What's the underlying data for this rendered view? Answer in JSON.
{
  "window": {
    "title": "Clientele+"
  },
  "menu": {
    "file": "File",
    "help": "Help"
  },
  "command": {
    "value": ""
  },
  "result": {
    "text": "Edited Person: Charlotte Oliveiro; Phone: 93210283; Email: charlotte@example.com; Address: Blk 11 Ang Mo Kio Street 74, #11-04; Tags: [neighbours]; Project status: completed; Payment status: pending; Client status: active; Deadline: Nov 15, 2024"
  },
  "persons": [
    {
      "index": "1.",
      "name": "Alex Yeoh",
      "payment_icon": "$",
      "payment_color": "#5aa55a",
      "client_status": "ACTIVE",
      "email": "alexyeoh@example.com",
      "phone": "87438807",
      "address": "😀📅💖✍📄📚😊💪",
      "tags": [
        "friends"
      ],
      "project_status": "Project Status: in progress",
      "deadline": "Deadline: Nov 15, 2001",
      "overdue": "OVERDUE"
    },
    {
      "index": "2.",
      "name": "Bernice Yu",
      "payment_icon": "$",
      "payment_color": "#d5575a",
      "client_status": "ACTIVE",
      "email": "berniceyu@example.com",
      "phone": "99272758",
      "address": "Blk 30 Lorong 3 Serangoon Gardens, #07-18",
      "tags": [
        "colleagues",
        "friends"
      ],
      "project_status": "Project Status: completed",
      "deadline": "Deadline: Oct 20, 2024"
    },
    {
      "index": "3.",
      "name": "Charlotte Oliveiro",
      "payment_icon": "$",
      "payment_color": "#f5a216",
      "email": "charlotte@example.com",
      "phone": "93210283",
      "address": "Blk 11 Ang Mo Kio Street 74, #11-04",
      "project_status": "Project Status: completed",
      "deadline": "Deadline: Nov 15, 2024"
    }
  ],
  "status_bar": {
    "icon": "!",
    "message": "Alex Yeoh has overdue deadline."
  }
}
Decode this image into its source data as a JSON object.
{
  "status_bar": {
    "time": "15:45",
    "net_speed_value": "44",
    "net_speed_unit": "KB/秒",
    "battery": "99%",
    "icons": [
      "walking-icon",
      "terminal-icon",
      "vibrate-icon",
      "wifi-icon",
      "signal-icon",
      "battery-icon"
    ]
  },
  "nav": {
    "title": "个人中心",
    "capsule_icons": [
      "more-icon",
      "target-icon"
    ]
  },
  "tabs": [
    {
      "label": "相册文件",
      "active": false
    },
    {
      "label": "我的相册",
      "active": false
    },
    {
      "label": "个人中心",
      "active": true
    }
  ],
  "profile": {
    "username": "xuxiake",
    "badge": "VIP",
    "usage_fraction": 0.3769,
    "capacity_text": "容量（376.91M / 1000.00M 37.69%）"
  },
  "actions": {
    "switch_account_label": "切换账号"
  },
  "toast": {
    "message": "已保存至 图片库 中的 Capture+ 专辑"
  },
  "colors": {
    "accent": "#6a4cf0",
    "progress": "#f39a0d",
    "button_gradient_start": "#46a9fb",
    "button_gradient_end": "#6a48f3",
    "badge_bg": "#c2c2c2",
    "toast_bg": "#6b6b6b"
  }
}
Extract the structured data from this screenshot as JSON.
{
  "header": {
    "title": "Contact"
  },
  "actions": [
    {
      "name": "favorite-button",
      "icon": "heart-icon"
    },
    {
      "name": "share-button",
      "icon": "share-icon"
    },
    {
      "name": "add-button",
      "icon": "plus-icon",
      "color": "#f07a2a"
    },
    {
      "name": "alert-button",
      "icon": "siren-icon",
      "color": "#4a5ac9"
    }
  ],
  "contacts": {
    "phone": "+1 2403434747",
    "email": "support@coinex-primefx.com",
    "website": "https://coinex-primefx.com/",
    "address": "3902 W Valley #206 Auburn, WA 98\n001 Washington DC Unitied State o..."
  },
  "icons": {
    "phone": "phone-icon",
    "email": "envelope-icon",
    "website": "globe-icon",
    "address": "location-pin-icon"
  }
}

^^^^^^^^^^^^^^^^

> Short exercise:
Repeat only the lines running from the line that contains "Decode this image" through the last line above, inclusive.

> Exercise response:
Decode this image into its source data as a JSON object.
{
  "status_bar": {
    "time": "15:45",
    "net_speed_value": "44",
    "net_speed_unit": "KB/秒",
    "battery": "99%",
    "icons": [
      "walking-icon",
      "terminal-icon",
      "vibrate-icon",
      "wifi-icon",
      "signal-icon",
      "battery-icon"
    ]
  },
  "nav": {
    "title": "个人中心",
    "capsule_icons": [
      "more-icon",
      "target-icon"
    ]
  },
  "tabs": [
    {
      "label": "相册文件",
      "active": false
    },
    {
      "label": "我的相册",
      "active": false
    },
    {
      "label": "个人中心",
      "active": true
    }
  ],
  "profile": {
    "username": "xuxiake",
    "badge": "VIP",
    "usage_fraction": 0.3769,
    "capacity_text": "容量（376.91M / 1000.00M 37.69%）"
  },
  "actions": {
    "switch_account_label": "切换账号"
  },
  "toast": {
    "message": "已保存至 图片库 中的 Capture+ 专辑"
  },
  "colors": {
    "accent": "#6a4cf0",
    "progress": "#f39a0d",
    "button_gradient_start": "#46a9fb",
    "button_gradient_end": "#6a48f3",
    "badge_bg": "#c2c2c2",
    "toast_bg": "#6b6b6b"
  }
}
Extract the structured data from this screenshot as JSON.
{
  "header": {
    "title": "Contact"
  },
  "actions": [
    {
      "name": "favorite-button",
      "icon": "heart-icon"
    },
    {
      "name": "share-button",
      "icon": "share-icon"
    },
    {
      "name": "add-button",
      "icon": "plus-icon",
      "color": "#f07a2a"
    },
    {
      "name": "alert-button",
      "icon": "siren-icon",
      "color": "#4a5ac9"
    }
  ],
  "contacts": {
    "phone": "+1 2403434747",
    "email": "support@coinex-primefx.com",
    "website": "https://coinex-primefx.com/",
    "address": "3902 W Valley #206 Auburn, WA 98\n001 Washington DC Unitied State o..."
  },
  "icons": {
    "phone": "phone-icon",
    "email": "envelope-icon",
    "website": "globe-icon",
    "address": "location-pin-icon"
  }
}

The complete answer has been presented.